Job: Transcribe every entry below word for word, but skip the pictures.

Data section:
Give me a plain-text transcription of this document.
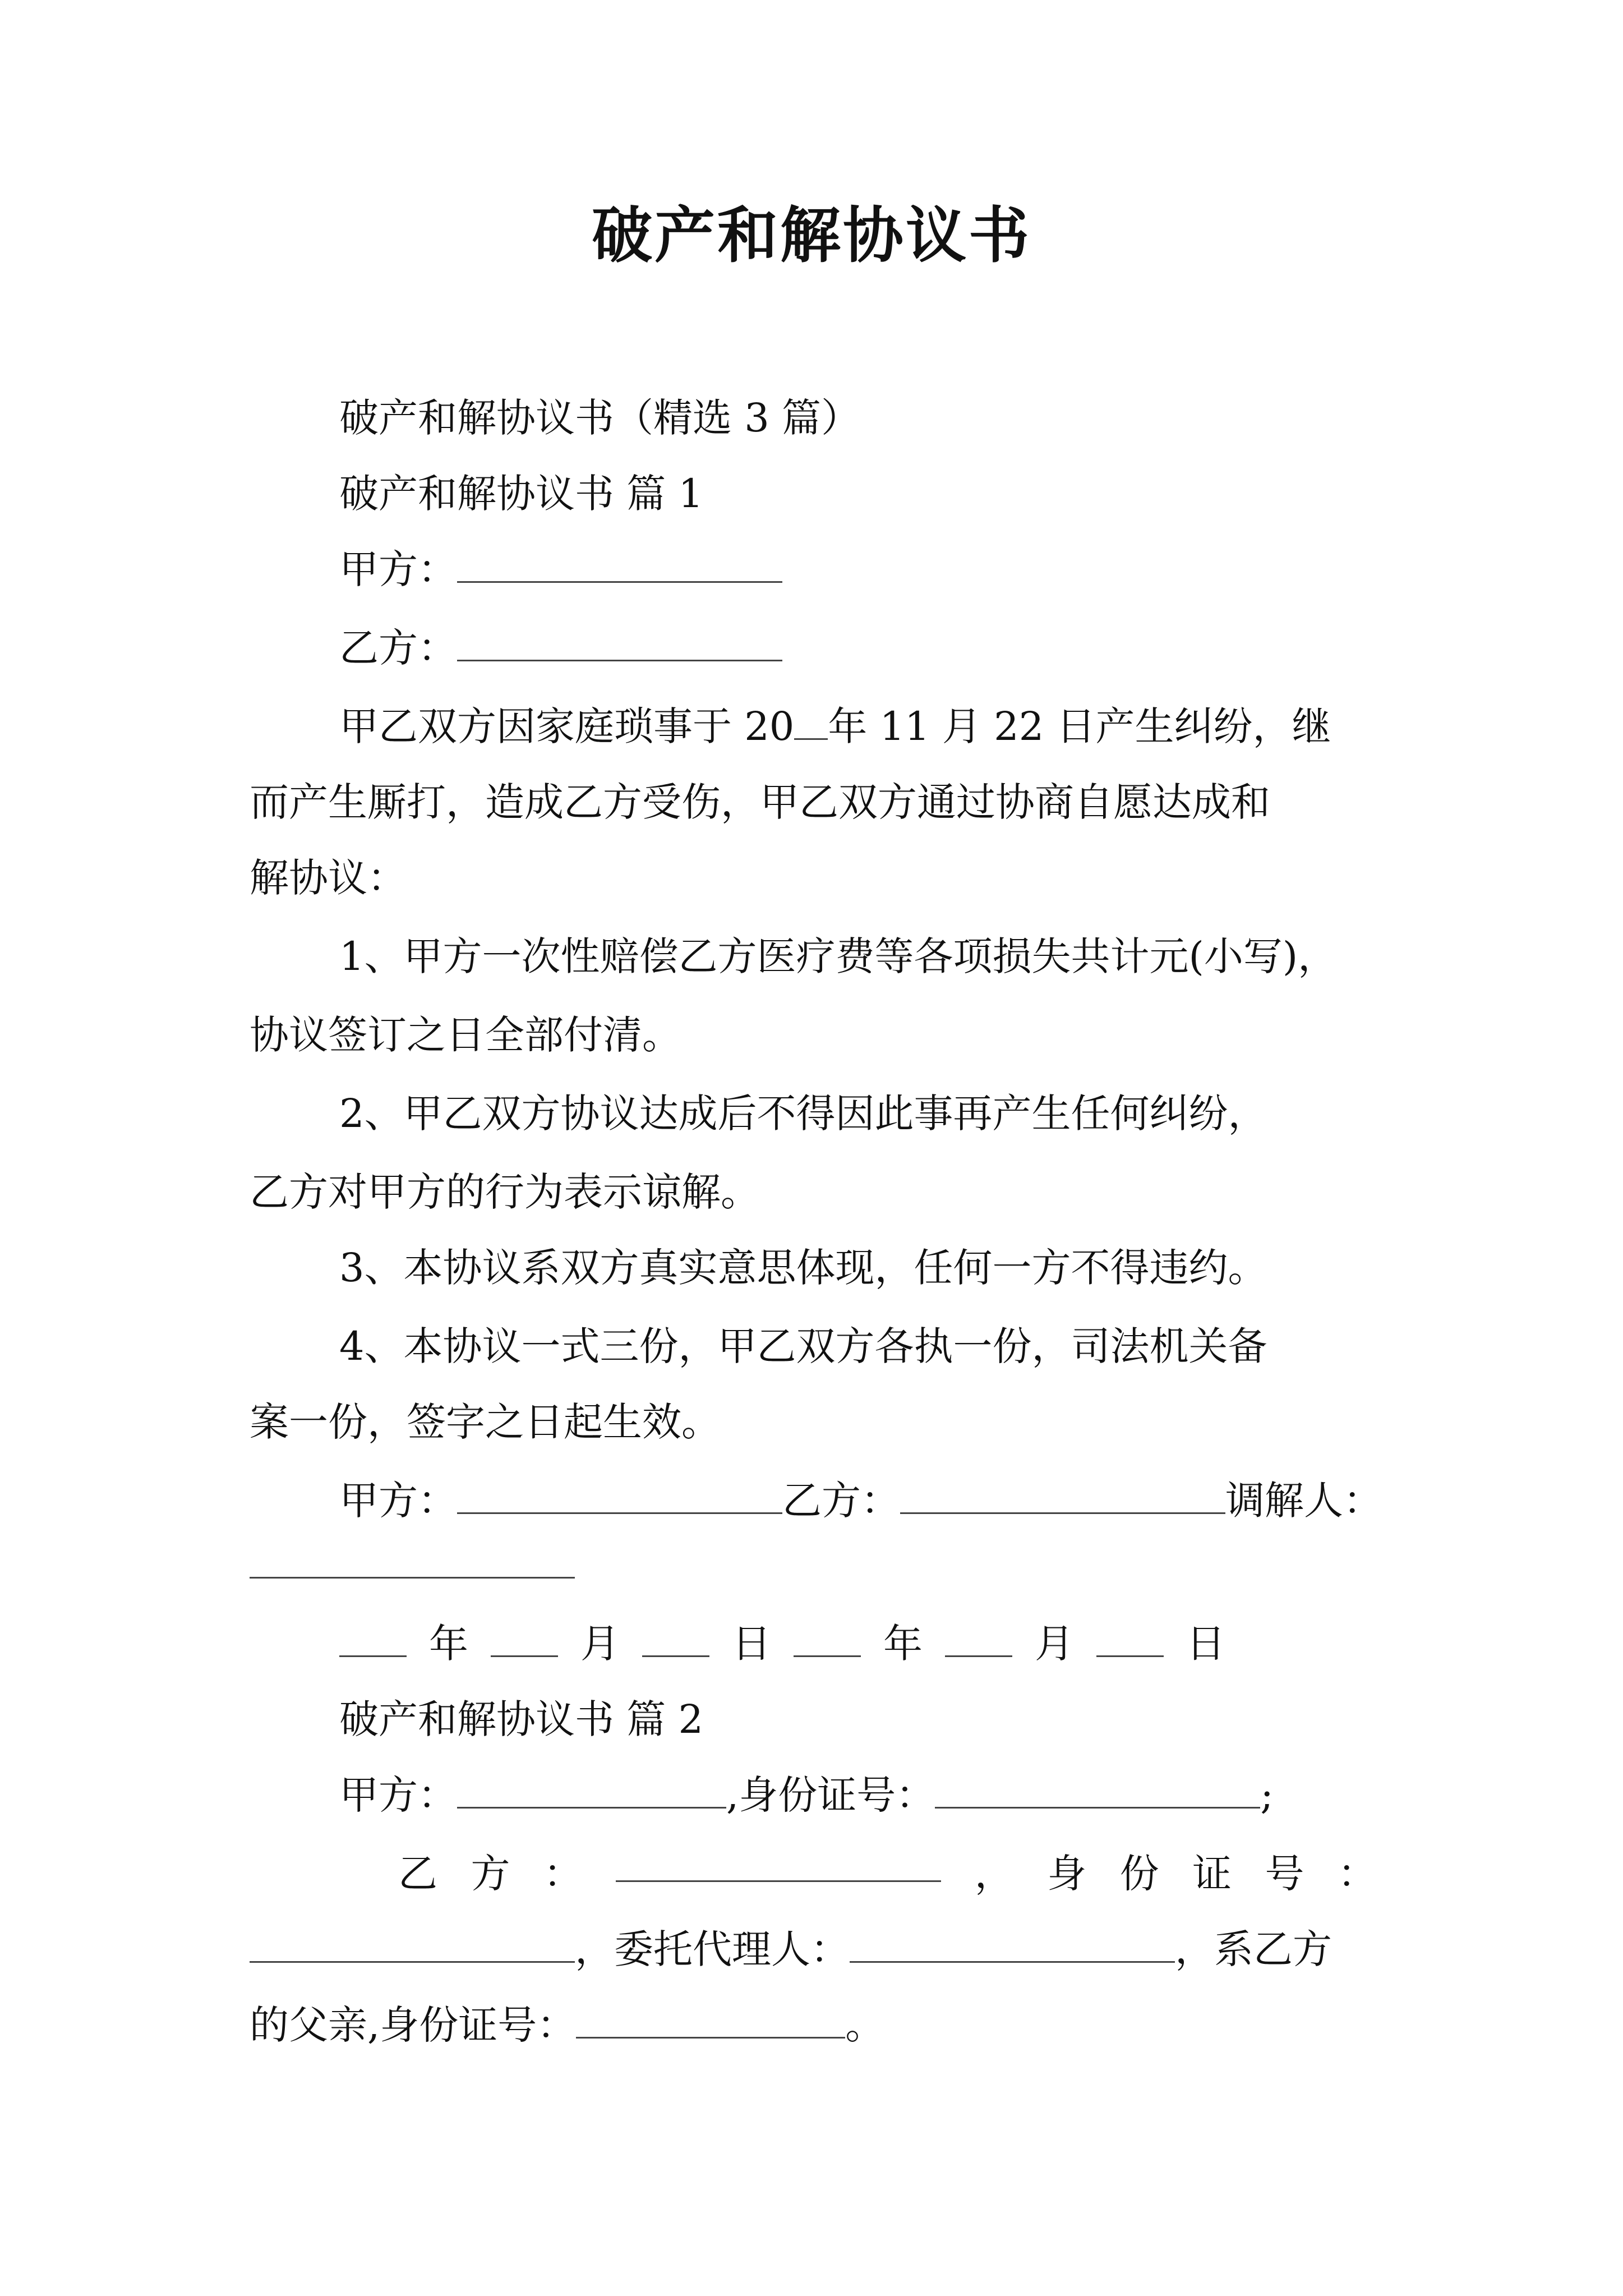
破产和解协议书
破产和解协议书（精选 3 篇）
破产和解协议书 篇 1
甲方：
乙方：
甲乙双方因家庭琐事于 20 年 11 月 22 日产生纠纷，继
而产生厮打，造成乙方受伤，甲乙双方通过协商自愿达成和
解协议：
1、甲方一次性赔偿乙方医疗费等各项损失共计元(小写)，
协议签订之日全部付清。
2、甲乙双方协议达成后不得因此事再产生任何纠纷，
乙方对甲方的行为表示谅解。
3、本协议系双方真实意思体现，任何一方不得违约。
4、本协议一式三份，甲乙双方各执一份，司法机关备
案一份，签字之日起生效。
甲方：	乙方：	调解人：
年	月	日	年	月	日
破产和解协议书 篇 2
甲方：	,身份证号：	;
乙 方 ：	， 身 份 证 号 ：
，委托代理人：	，系乙方
的父亲,身份证号：	。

Solution to this problem:
Give me a plain-text transcription of this document.
破产和解协议书
破产和解协议书（精选 3 篇）
破产和解协议书 篇 1
甲方：
乙方：
甲乙双方因家庭琐事于 20 年 11 月 22 日产生纠纷，继
而产生厮打，造成乙方受伤，甲乙双方通过协商自愿达成和
解协议：
1、甲方一次性赔偿乙方医疗费等各项损失共计元(小写)，
协议签订之日全部付清。
2、甲乙双方协议达成后不得因此事再产生任何纠纷，
乙方对甲方的行为表示谅解。
3、本协议系双方真实意思体现，任何一方不得违约。
4、本协议一式三份，甲乙双方各执一份，司法机关备
案一份，签字之日起生效。
甲方：	乙方：	调解人：
年	月	日	年	月	日
破产和解协议书 篇 2
甲方：	,身份证号：	;
乙 方 ：	， 身 份 证 号 ：
，委托代理人：	，系乙方
的父亲,身份证号：	。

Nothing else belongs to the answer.